* **Extract**:

┄┄┄┄┄┄┄┄┄┄

The Matsya Purana narrates that the asuras were almost decimated in battle with the devas. Their guru, Shukra, goes to Mount Kailash to please the god Shiva and acquire new powers to revive the asuras from doom. Shukra performs severe tapas (austerities). The devas try to destroy the remaining asuras and their refuge by Shukra's mother, Kavyamata. But after the murdered Kavyamata is resurrected, Indra, the king of the devas, becomes worried that with Shukra's success the asuras will regroup and attack again. He sends his daughter Jayanti to serve Shukra and to do anything possible to the advantage of Indra.

In the Devi Bhagavata Purana, Indra orders Jayanti to entice the sage to disturb his austerities. Jayanti is displeased with her father's methods, but still goes to Kailash to honour his orders. At Kailash, she becomes an attendant of Shukra and serves him faithfully. She fans him with a banana leaf, gathers cool fragrant water for him to drink, and collects fresh flowers and darbha grass for his worship. She also stands in the heat and uses her upper garment to offer shade to the sage. She prepares a warm bed for him to sleep in and fans him until he falls asleep. She also speaks sweet words to please the sage. She serves him like a dutiful disciple and disregards her father's instructions to break Shukra's penance.

┄┄┄┄┄┄┄┄┄┄

* **What to produce**:
Answer these questions from the extract on Shukra and Jayanti.
1. Where does Shukra go to please Shiva?
2. Who is named as Shukra's mother?
3. What does Jayanti fan Shukra with?

[Collected data]
┄┄┄┄┄┄┄┄┄┄

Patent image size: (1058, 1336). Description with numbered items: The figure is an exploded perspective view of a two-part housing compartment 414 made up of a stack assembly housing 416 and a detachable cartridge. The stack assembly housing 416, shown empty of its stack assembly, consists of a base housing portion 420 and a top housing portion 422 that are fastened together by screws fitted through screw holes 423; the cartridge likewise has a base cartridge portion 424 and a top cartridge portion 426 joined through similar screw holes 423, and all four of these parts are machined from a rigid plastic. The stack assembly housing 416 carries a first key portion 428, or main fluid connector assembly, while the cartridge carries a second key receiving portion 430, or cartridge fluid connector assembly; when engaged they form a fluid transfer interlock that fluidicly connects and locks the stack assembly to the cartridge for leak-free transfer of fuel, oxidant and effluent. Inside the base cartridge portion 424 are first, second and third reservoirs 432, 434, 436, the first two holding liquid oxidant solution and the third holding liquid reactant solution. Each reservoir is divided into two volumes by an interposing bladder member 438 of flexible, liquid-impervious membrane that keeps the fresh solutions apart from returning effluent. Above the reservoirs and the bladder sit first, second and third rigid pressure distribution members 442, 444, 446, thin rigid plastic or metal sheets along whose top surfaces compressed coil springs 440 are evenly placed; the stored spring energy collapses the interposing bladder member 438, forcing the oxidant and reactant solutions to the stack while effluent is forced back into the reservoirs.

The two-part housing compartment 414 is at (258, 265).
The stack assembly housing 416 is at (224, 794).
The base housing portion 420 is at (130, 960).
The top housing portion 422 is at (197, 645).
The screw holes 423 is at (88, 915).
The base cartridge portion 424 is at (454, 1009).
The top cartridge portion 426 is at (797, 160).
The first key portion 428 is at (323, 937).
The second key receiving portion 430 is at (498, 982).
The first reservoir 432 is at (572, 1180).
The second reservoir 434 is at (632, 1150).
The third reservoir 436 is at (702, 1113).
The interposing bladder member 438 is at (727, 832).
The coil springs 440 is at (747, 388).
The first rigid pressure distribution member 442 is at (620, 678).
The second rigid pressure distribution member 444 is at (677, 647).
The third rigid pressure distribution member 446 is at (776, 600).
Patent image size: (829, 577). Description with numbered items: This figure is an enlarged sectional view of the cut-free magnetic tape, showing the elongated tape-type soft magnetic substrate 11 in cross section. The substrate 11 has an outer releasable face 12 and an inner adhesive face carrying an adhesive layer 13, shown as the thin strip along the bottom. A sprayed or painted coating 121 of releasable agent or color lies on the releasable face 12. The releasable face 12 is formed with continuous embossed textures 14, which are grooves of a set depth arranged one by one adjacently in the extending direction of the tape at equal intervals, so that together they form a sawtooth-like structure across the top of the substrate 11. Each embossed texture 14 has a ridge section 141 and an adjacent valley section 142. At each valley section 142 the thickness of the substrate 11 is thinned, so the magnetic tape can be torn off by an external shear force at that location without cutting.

┄┄┄┄┄┄┄┄┄┄

* **Response for this exercise**:
1. Mount Kailash
2. Kavyamata
3. A banana leaf